=== SUPPLIED INFORMATION ===

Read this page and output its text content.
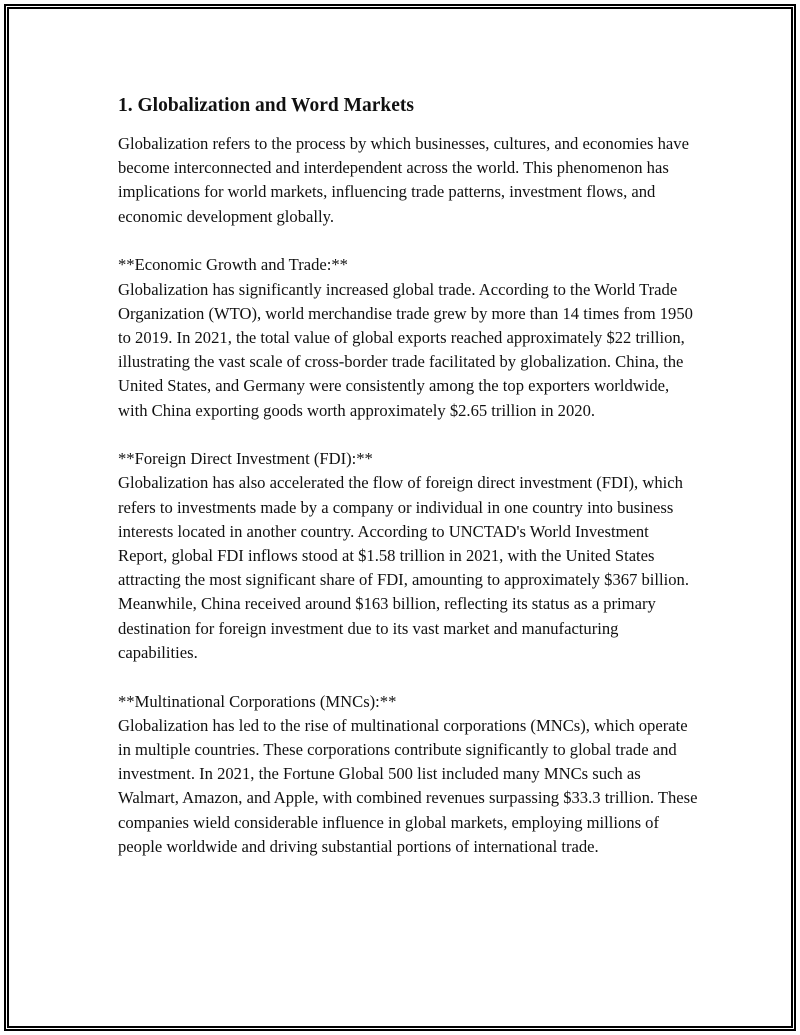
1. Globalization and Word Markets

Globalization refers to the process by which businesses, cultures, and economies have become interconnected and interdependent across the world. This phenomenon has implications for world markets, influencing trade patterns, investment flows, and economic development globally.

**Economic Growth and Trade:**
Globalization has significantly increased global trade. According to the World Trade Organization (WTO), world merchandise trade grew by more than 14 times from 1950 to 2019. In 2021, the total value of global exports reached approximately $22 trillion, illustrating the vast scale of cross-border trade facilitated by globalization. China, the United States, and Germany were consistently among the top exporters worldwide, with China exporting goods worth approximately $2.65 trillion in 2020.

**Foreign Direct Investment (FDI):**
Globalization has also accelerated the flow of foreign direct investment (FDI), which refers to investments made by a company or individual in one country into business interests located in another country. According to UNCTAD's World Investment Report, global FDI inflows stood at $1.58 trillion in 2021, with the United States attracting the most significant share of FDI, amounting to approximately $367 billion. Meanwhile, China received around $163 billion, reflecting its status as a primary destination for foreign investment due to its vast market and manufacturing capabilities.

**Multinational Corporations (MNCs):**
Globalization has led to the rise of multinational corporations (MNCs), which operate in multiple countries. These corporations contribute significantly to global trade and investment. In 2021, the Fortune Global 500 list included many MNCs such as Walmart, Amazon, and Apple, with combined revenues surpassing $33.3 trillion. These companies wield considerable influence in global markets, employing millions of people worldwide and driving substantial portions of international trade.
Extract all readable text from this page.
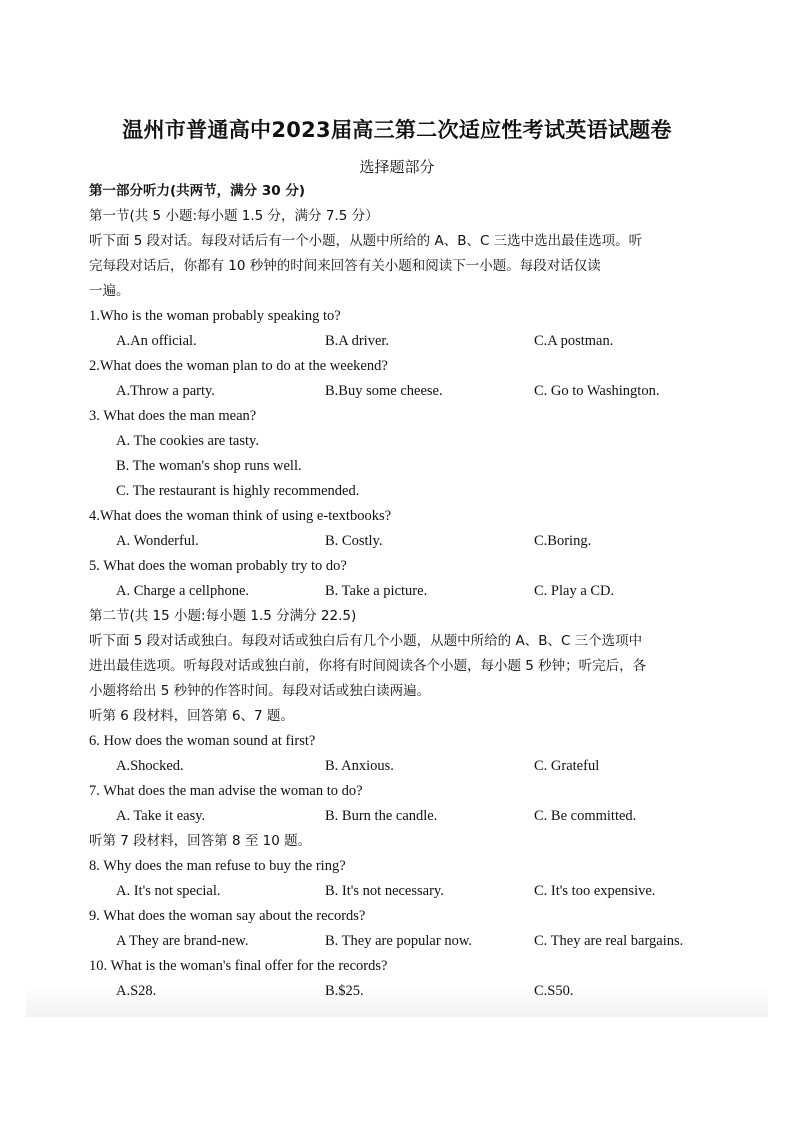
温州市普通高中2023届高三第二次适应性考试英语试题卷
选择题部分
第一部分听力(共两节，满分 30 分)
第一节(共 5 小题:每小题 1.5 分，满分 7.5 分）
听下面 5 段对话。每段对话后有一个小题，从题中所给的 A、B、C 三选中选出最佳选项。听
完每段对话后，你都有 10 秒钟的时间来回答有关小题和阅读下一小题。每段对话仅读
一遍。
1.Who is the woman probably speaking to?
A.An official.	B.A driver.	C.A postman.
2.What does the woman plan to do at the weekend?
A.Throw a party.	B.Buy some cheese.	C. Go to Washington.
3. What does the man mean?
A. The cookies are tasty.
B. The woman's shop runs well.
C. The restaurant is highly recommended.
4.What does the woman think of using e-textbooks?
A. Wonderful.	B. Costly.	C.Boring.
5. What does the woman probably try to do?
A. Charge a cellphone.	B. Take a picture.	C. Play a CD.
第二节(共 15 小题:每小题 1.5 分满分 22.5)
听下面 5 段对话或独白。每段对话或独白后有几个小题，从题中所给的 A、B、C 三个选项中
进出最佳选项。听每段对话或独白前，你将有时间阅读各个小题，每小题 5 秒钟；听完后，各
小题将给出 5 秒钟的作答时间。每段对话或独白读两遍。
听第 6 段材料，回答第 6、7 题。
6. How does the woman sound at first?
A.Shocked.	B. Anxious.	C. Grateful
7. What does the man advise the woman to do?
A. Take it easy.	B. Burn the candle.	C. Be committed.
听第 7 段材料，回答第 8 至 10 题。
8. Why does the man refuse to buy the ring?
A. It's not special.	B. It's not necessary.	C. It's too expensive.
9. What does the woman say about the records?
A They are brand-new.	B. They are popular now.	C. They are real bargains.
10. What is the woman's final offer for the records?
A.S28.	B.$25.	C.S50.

===

WHAT THE TASK REQUIRES
From the entries, copy out each line containing the word "which".

WRITTEN ANSWER
Globalization refers to the process by which businesses, cultures, and economies have become interconnected and interdependent across the world. This phenomenon has implications for world markets, influencing trade patterns, investment flows, and economic development globally.
Globalization has also accelerated the flow of foreign direct investment (FDI), which refers to investments made by a company or individual in one country into business interests located in another country. According to UNCTAD's World Investment Report, global FDI inflows stood at $1.58 trillion in 2021, with the United States attracting the most significant share of FDI, amounting to approximately $367 billion. Meanwhile, China received around $163 billion, reflecting its status as a primary destination for foreign investment due to its vast market and manufacturing capabilities.
Globalization has led to the rise of multinational corporations (MNCs), which operate in multiple countries. These corporations contribute significantly to global trade and investment. In 2021, the Fortune Global 500 list included many MNCs such as Walmart, Amazon, and Apple, with combined revenues surpassing $33.3 trillion. These companies wield considerable influence in global markets, employing millions of people worldwide and driving substantial portions of international trade.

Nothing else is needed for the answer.